*What you have to do*: Please render the material below as a Markdown table with the columns Row and Line, giving each line its own numbered row. Skip blank lines and leave the pictures out.

*Extracted records*:
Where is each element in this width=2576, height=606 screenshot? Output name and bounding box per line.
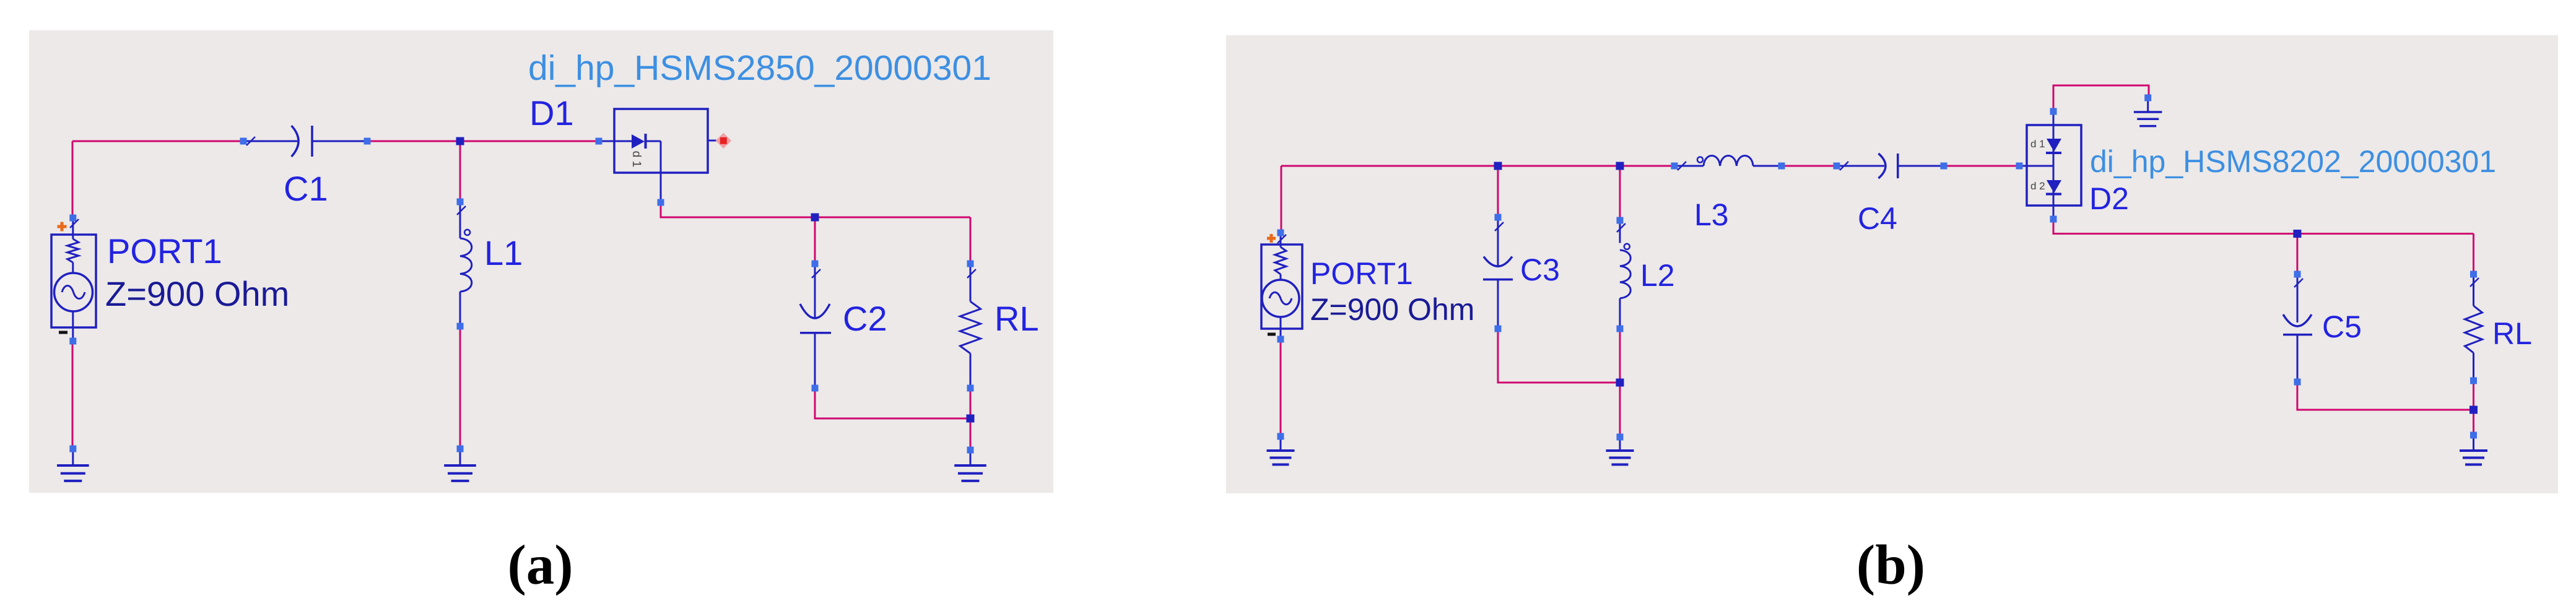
svg-text:D1: D1 [529,93,574,132]
svg-text:D2: D2 [2089,181,2129,216]
svg-text:d 2: d 2 [2030,180,2045,192]
svg-text:C5: C5 [2322,309,2362,344]
svg-text:Z=900 Ohm: Z=900 Ohm [105,274,289,313]
svg-text:d 1: d 1 [2030,138,2045,150]
svg-text:L2: L2 [1640,258,1675,293]
svg-text:L3: L3 [1694,197,1729,232]
svg-text:d 1: d 1 [630,151,643,167]
svg-text:(a): (a) [507,534,573,596]
svg-text:RL: RL [994,299,1039,338]
svg-text:C3: C3 [1520,253,1560,287]
svg-text:(b): (b) [1856,534,1925,596]
svg-text:C4: C4 [1858,201,1897,236]
svg-text:PORT1: PORT1 [1310,256,1413,291]
svg-text:di_hp_HSMS8202_20000301: di_hp_HSMS8202_20000301 [2090,144,2496,179]
svg-text:C2: C2 [843,299,887,338]
svg-text:Z=900 Ohm: Z=900 Ohm [1310,292,1474,327]
svg-text:di_hp_HSMS2850_20000301: di_hp_HSMS2850_20000301 [528,48,991,88]
svg-text:PORT1: PORT1 [107,232,222,271]
svg-text:L1: L1 [484,233,523,272]
svg-text:C1: C1 [284,169,328,208]
svg-text:RL: RL [2492,316,2532,351]
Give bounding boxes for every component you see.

*Final result*:
| Row | Line |
|---|---|
| 1 | Where is each element in this width=2576, height=606 screenshot? Output name and bounding box per line. |
| 2 | svg-text:D1: D1 [529,93,574,132] |
| 3 | svg-text:D2: D2 [2089,181,2129,216] |
| 4 | svg-text:d 2: d 2 [2030,180,2045,192] |
| 5 | svg-text:C5: C5 [2322,309,2362,344] |
| 6 | svg-text:Z=900 Ohm: Z=900 Ohm [105,274,289,313] |
| 7 | svg-text:d 1: d 1 [2030,138,2045,150] |
| 8 | svg-text:L2: L2 [1640,258,1675,293] |
| 9 | svg-text:L3: L3 [1694,197,1729,232] |
| 10 | svg-text:d 1: d 1 [630,151,643,167] |
| 11 | svg-text:(a): (a) [507,534,573,596] |
| 12 | svg-text:RL: RL [994,299,1039,338] |
| 13 | svg-text:C3: C3 [1520,253,1560,287] |
| 14 | svg-text:(b): (b) [1856,534,1925,596] |
| 15 | svg-text:C4: C4 [1858,201,1897,236] |
| 16 | svg-text:PORT1: PORT1 [1310,256,1413,291] |
| 17 | svg-text:di_hp_HSMS8202_20000301: di_hp_HSMS8202_20000301 [2090,144,2496,179] |
| 18 | svg-text:C2: C2 [843,299,887,338] |
| 19 | svg-text:Z=900 Ohm: Z=900 Ohm [1310,292,1474,327] |
| 20 | svg-text:di_hp_HSMS2850_20000301: di_hp_HSMS2850_20000301 [528,48,991,88] |
| 21 | svg-text:PORT1: PORT1 [107,232,222,271] |
| 22 | svg-text:L1: L1 [484,233,523,272] |
| 23 | svg-text:C1: C1 [284,169,328,208] |
| 24 | svg-text:RL: RL [2492,316,2532,351] |
| 25 | Give bounding boxes for every component you see. |